Short problem: Reproduce all of the material word for word.

Material for this task:
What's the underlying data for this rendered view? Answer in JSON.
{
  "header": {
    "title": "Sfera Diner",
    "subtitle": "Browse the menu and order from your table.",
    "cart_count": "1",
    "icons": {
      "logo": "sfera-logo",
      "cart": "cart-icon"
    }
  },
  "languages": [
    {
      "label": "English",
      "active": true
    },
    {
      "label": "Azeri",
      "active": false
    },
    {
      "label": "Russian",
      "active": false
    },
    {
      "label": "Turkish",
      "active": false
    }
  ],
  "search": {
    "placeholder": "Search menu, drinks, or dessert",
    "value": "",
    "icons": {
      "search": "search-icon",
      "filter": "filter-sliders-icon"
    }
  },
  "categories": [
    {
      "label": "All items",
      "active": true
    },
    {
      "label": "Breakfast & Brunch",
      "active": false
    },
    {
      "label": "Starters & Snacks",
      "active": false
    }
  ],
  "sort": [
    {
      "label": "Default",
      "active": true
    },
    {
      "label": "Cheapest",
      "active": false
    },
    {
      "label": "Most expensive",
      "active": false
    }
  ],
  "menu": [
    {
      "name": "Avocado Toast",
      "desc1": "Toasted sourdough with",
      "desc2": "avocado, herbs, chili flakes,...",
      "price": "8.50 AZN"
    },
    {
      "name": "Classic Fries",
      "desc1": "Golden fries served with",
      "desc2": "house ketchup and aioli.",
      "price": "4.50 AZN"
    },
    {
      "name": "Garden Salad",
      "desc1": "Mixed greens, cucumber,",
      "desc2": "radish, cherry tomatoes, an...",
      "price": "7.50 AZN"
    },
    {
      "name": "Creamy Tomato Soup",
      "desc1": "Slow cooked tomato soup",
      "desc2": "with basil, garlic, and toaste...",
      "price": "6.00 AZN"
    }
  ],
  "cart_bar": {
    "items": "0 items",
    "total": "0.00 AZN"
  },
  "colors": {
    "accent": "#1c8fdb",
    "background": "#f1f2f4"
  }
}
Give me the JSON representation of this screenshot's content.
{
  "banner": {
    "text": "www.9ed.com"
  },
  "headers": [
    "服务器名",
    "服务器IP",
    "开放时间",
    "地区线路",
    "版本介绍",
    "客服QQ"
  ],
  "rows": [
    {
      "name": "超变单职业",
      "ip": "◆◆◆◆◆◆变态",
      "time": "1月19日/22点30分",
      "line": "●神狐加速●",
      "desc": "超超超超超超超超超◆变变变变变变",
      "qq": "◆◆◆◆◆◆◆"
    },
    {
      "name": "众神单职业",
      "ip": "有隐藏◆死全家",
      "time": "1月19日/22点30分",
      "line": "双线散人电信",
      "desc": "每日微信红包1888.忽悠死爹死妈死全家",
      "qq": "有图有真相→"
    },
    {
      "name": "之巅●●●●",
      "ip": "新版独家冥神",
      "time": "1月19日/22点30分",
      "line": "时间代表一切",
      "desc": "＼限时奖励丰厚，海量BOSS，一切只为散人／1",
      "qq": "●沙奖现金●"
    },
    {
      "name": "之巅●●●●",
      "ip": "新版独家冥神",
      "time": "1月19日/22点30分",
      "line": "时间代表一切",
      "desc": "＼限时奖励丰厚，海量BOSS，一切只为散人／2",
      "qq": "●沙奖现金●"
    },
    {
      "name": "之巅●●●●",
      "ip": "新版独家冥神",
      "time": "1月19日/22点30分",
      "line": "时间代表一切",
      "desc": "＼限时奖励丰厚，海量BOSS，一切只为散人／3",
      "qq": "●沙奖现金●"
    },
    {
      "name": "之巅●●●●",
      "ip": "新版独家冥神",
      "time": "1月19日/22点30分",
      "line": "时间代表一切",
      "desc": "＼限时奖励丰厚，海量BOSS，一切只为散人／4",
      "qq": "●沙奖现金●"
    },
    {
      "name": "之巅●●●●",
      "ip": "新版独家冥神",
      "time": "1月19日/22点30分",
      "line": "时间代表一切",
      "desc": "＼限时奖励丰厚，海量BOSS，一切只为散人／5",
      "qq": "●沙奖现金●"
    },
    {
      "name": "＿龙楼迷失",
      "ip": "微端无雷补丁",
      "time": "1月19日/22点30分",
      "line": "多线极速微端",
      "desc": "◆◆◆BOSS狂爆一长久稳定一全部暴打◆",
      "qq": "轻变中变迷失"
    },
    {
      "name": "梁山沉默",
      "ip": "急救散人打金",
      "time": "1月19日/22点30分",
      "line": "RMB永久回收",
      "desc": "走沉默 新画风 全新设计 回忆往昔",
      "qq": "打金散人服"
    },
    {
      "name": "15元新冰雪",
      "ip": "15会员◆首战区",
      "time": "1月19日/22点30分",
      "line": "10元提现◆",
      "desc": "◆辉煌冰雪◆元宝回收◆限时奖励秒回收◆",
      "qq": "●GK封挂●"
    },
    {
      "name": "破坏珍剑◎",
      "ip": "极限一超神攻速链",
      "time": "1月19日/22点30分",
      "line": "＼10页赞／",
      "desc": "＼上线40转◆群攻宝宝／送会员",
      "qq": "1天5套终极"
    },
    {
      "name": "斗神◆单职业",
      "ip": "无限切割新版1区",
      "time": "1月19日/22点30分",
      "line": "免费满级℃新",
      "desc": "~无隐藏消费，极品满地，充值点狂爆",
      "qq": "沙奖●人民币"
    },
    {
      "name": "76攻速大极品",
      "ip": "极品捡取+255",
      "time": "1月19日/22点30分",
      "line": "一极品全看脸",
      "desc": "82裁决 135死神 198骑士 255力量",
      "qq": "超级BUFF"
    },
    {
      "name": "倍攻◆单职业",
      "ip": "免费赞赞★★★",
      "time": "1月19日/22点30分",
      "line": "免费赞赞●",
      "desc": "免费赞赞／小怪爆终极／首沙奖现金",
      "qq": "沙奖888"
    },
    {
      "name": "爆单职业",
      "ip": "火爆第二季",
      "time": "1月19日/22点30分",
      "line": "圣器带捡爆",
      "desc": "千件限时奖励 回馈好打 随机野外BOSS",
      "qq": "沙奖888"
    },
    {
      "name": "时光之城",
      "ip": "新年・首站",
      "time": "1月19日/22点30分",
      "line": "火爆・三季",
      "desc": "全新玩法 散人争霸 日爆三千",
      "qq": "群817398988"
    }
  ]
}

Result:
What's the underlying data for this rendered view? Answer in JSON.
{
  "header": {
    "title": "Sfera Diner",
    "subtitle": "Browse the menu and order from your table.",
    "cart_count": "1",
    "icons": {
      "logo": "sfera-logo",
      "cart": "cart-icon"
    }
  },
  "languages": [
    {
      "label": "English",
      "active": true
    },
    {
      "label": "Azeri",
      "active": false
    },
    {
      "label": "Russian",
      "active": false
    },
    {
      "label": "Turkish",
      "active": false
    }
  ],
  "search": {
    "placeholder": "Search menu, drinks, or dessert",
    "value": "",
    "icons": {
      "search": "search-icon",
      "filter": "filter-sliders-icon"
    }
  },
  "categories": [
    {
      "label": "All items",
      "active": true
    },
    {
      "label": "Breakfast & Brunch",
      "active": false
    },
    {
      "label": "Starters & Snacks",
      "active": false
    }
  ],
  "sort": [
    {
      "label": "Default",
      "active": true
    },
    {
      "label": "Cheapest",
      "active": false
    },
    {
      "label": "Most expensive",
      "active": false
    }
  ],
  "menu": [
    {
      "name": "Avocado Toast",
      "desc1": "Toasted sourdough with",
      "desc2": "avocado, herbs, chili flakes,...",
      "price": "8.50 AZN"
    },
    {
      "name": "Classic Fries",
      "desc1": "Golden fries served with",
      "desc2": "house ketchup and aioli.",
      "price": "4.50 AZN"
    },
    {
      "name": "Garden Salad",
      "desc1": "Mixed greens, cucumber,",
      "desc2": "radish, cherry tomatoes, an...",
      "price": "7.50 AZN"
    },
    {
      "name": "Creamy Tomato Soup",
      "desc1": "Slow cooked tomato soup",
      "desc2": "with basil, garlic, and toaste...",
      "price": "6.00 AZN"
    }
  ],
  "cart_bar": {
    "items": "0 items",
    "total": "0.00 AZN"
  },
  "colors": {
    "accent": "#1c8fdb",
    "background": "#f1f2f4"
  }
}
Give me the JSON representation of this screenshot's content.
{
  "banner": {
    "text": "www.9ed.com"
  },
  "headers": [
    "服务器名",
    "服务器IP",
    "开放时间",
    "地区线路",
    "版本介绍",
    "客服QQ"
  ],
  "rows": [
    {
      "name": "超变单职业",
      "ip": "◆◆◆◆◆◆变态",
      "time": "1月19日/22点30分",
      "line": "●神狐加速●",
      "desc": "超超超超超超超超超◆变变变变变变",
      "qq": "◆◆◆◆◆◆◆"
    },
    {
      "name": "众神单职业",
      "ip": "有隐藏◆死全家",
      "time": "1月19日/22点30分",
      "line": "双线散人电信",
      "desc": "每日微信红包1888.忽悠死爹死妈死全家",
      "qq": "有图有真相→"
    },
    {
      "name": "之巅●●●●",
      "ip": "新版独家冥神",
      "time": "1月19日/22点30分",
      "line": "时间代表一切",
      "desc": "＼限时奖励丰厚，海量BOSS，一切只为散人／1",
      "qq": "●沙奖现金●"
    },
    {
      "name": "之巅●●●●",
      "ip": "新版独家冥神",
      "time": "1月19日/22点30分",
      "line": "时间代表一切",
      "desc": "＼限时奖励丰厚，海量BOSS，一切只为散人／2",
      "qq": "●沙奖现金●"
    },
    {
      "name": "之巅●●●●",
      "ip": "新版独家冥神",
      "time": "1月19日/22点30分",
      "line": "时间代表一切",
      "desc": "＼限时奖励丰厚，海量BOSS，一切只为散人／3",
      "qq": "●沙奖现金●"
    },
    {
      "name": "之巅●●●●",
      "ip": "新版独家冥神",
      "time": "1月19日/22点30分",
      "line": "时间代表一切",
      "desc": "＼限时奖励丰厚，海量BOSS，一切只为散人／4",
      "qq": "●沙奖现金●"
    },
    {
      "name": "之巅●●●●",
      "ip": "新版独家冥神",
      "time": "1月19日/22点30分",
      "line": "时间代表一切",
      "desc": "＼限时奖励丰厚，海量BOSS，一切只为散人／5",
      "qq": "●沙奖现金●"
    },
    {
      "name": "＿龙楼迷失",
      "ip": "微端无雷补丁",
      "time": "1月19日/22点30分",
      "line": "多线极速微端",
      "desc": "◆◆◆BOSS狂爆一长久稳定一全部暴打◆",
      "qq": "轻变中变迷失"
    },
    {
      "name": "梁山沉默",
      "ip": "急救散人打金",
      "time": "1月19日/22点30分",
      "line": "RMB永久回收",
      "desc": "走沉默 新画风 全新设计 回忆往昔",
      "qq": "打金散人服"
    },
    {
      "name": "15元新冰雪",
      "ip": "15会员◆首战区",
      "time": "1月19日/22点30分",
      "line": "10元提现◆",
      "desc": "◆辉煌冰雪◆元宝回收◆限时奖励秒回收◆",
      "qq": "●GK封挂●"
    },
    {
      "name": "破坏珍剑◎",
      "ip": "极限一超神攻速链",
      "time": "1月19日/22点30分",
      "line": "＼10页赞／",
      "desc": "＼上线40转◆群攻宝宝／送会员",
      "qq": "1天5套终极"
    },
    {
      "name": "斗神◆单职业",
      "ip": "无限切割新版1区",
      "time": "1月19日/22点30分",
      "line": "免费满级℃新",
      "desc": "~无隐藏消费，极品满地，充值点狂爆",
      "qq": "沙奖●人民币"
    },
    {
      "name": "76攻速大极品",
      "ip": "极品捡取+255",
      "time": "1月19日/22点30分",
      "line": "一极品全看脸",
      "desc": "82裁决 135死神 198骑士 255力量",
      "qq": "超级BUFF"
    },
    {
      "name": "倍攻◆单职业",
      "ip": "免费赞赞★★★",
      "time": "1月19日/22点30分",
      "line": "免费赞赞●",
      "desc": "免费赞赞／小怪爆终极／首沙奖现金",
      "qq": "沙奖888"
    },
    {
      "name": "爆单职业",
      "ip": "火爆第二季",
      "time": "1月19日/22点30分",
      "line": "圣器带捡爆",
      "desc": "千件限时奖励 回馈好打 随机野外BOSS",
      "qq": "沙奖888"
    },
    {
      "name": "时光之城",
      "ip": "新年・首站",
      "time": "1月19日/22点30分",
      "line": "火爆・三季",
      "desc": "全新玩法 散人争霸 日爆三千",
      "qq": "群817398988"
    }
  ]
}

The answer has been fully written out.